## [Page extract]
Customer Focus

The changing place of the store in omnichannel retail: research

More than a third of UK consumers (38%) still shop in-store as often as they did a year ago, according to a ShopperTrak research study.

Meanwhile, a survey from Omnico finds that 70% of shoppers aged under 35 would like to see store hours extended.

The ShopperTrak study, Redesigning retail: what does the future of physical retail look like?, carried out by Moror, questioned 5,000 European consumers from the UK, Germany, France, Italy and Spain to find that 55% of consumers know exactly what they want to buy when they arrive in a shop, while only 4% go without a specific item in mind, and suggests that comes from online research carried out in advance.

Some 27% of UK customers would like to see sales staff equipped with tablet devices to bring digital into the store through access to online reviews and stock checks. Almost a fifth (18%) would give up on buying an item if it took too long for a sales person to help them, while price (32%) and long queues (31%) would also cause shoppers to abandon a purchase in store. More one-to-one assistance would improve the shopping experience, according to 21% of shoppers.

Steve Richardson, UK and MEA director at ShopperTrak, said: “While a high proportion of planned shopping trips enable retail organisations to plan operational resources with some level of reassurance, the challenge is to meet shoppers’ needs once they arrive in the store. Bricks-and-mortar’s biggest challenge is not just to use technology to bring more data-driven insights into the physical retail environment, but to combine statistical knowledge with human warmth to make stores truly unique, fulfilling touchpoints.”

## [Problems to work on]
(1) Can you reproduce the omnichannel retail research article word for word between "Meanwhile, a survey" and "out in advance.", inclusive?
(2) How would the article on the store's changing place in omnichannel retail go on after its last sentence?

## [Data supplied]
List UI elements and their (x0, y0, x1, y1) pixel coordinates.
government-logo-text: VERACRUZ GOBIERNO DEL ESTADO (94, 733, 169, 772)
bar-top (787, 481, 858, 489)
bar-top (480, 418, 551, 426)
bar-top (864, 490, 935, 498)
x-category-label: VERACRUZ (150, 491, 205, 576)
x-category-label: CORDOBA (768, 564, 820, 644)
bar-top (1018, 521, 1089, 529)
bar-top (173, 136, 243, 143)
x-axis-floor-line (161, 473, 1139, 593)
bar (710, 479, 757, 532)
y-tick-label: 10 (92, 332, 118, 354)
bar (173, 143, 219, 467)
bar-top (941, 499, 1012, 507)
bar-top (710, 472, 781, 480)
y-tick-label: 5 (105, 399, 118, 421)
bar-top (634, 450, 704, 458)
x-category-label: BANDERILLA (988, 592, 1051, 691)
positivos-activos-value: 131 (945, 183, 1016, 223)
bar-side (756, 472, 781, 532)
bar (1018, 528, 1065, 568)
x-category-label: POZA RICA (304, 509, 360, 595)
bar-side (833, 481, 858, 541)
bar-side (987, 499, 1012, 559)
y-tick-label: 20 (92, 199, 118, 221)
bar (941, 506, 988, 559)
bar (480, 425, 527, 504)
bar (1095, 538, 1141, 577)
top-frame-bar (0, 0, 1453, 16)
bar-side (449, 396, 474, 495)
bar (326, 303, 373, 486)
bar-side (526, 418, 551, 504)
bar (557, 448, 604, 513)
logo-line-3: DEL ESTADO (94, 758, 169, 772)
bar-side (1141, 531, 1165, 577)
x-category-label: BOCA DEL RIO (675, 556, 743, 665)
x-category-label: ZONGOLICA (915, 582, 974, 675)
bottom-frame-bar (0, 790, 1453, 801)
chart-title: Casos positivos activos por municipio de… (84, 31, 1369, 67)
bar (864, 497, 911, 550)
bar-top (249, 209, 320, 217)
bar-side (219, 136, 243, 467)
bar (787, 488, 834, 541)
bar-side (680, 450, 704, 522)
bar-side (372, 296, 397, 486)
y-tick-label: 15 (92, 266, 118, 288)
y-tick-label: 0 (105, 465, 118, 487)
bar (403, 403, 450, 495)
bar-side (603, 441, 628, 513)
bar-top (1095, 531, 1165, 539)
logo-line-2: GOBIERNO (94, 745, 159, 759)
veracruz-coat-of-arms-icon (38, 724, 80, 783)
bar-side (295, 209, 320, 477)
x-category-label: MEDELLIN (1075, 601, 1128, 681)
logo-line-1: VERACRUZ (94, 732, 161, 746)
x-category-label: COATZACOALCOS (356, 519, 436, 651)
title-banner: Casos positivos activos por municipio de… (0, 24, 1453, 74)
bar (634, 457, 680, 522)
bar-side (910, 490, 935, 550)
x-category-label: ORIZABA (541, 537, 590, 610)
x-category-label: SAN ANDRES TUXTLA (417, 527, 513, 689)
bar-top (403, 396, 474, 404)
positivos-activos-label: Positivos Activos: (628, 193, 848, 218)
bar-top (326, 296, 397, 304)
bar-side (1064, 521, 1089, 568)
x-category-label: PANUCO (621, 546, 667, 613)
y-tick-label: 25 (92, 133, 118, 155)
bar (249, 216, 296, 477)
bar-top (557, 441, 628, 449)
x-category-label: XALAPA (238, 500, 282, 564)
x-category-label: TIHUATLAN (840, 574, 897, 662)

## [Task answers]
(1)
Meanwhile, a survey from Omnico finds that 70% of shoppers aged under 35 would like to see store hours extended.

The ShopperTrak study, Redesigning retail: what does the future of physical retail look like?, carried out by Moror, questioned 5,000 European consumers from the UK, Germany, France, Italy and Spain to find that 55% of consumers know exactly what they want to buy when they arrive in a shop, while only 4% go without a specific item in mind, and suggests that comes from online research carried out in advance.

(2)
Omnico’s quarterly Retail Gap Barometer questioned 1,000 UK consumers and found that 61% would like to see Sunday trading hours extended, while 56% want a single hub point at shopping malls or retail parks where they can collect their online orders. More than half (51%) said they’d like to see a single loyalty programme covering all retail, hospitality and leisure activities.

““Our research makes clear that many of the under-35 age group can no longer see the point in anything that limits convenience, such as restricted shopping hours or clunky approaches to loyalty,” said Mel Taylor, chief executive of Omnico.

“The results also show consumers of all age-groups now demand much more from a visit to a shopping centre or mall. This is hardly surprising given that 44% of respondents said they spend between one and three hours browsing or buying and half (50%) spend an hour having something to eat or drink.”